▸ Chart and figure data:
↓

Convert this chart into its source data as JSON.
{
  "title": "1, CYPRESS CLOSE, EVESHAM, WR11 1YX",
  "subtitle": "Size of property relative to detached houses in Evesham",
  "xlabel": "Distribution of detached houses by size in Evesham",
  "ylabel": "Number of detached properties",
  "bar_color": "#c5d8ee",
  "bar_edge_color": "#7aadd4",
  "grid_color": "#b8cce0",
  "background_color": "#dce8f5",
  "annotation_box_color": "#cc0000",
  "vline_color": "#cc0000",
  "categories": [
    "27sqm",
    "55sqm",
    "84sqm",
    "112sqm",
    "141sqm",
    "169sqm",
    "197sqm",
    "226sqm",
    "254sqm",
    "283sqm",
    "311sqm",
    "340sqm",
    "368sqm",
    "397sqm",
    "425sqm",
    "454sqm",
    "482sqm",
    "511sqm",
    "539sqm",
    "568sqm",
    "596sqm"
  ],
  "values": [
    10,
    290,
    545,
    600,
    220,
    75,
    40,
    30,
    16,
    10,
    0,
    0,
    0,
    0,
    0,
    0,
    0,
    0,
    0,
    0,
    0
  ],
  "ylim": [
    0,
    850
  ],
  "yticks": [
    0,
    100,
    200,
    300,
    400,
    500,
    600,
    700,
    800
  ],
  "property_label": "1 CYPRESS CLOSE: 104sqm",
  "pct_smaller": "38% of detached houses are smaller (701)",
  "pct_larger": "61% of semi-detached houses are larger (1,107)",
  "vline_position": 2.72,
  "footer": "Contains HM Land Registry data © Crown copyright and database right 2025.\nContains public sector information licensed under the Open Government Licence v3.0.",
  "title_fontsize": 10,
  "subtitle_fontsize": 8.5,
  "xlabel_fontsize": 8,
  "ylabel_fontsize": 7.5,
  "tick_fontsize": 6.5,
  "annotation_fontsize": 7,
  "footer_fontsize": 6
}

↑

▸ Directions: Your answer should be a single number: how many lines of the material contain the word "CLOSE".

▸ Result for this task: 2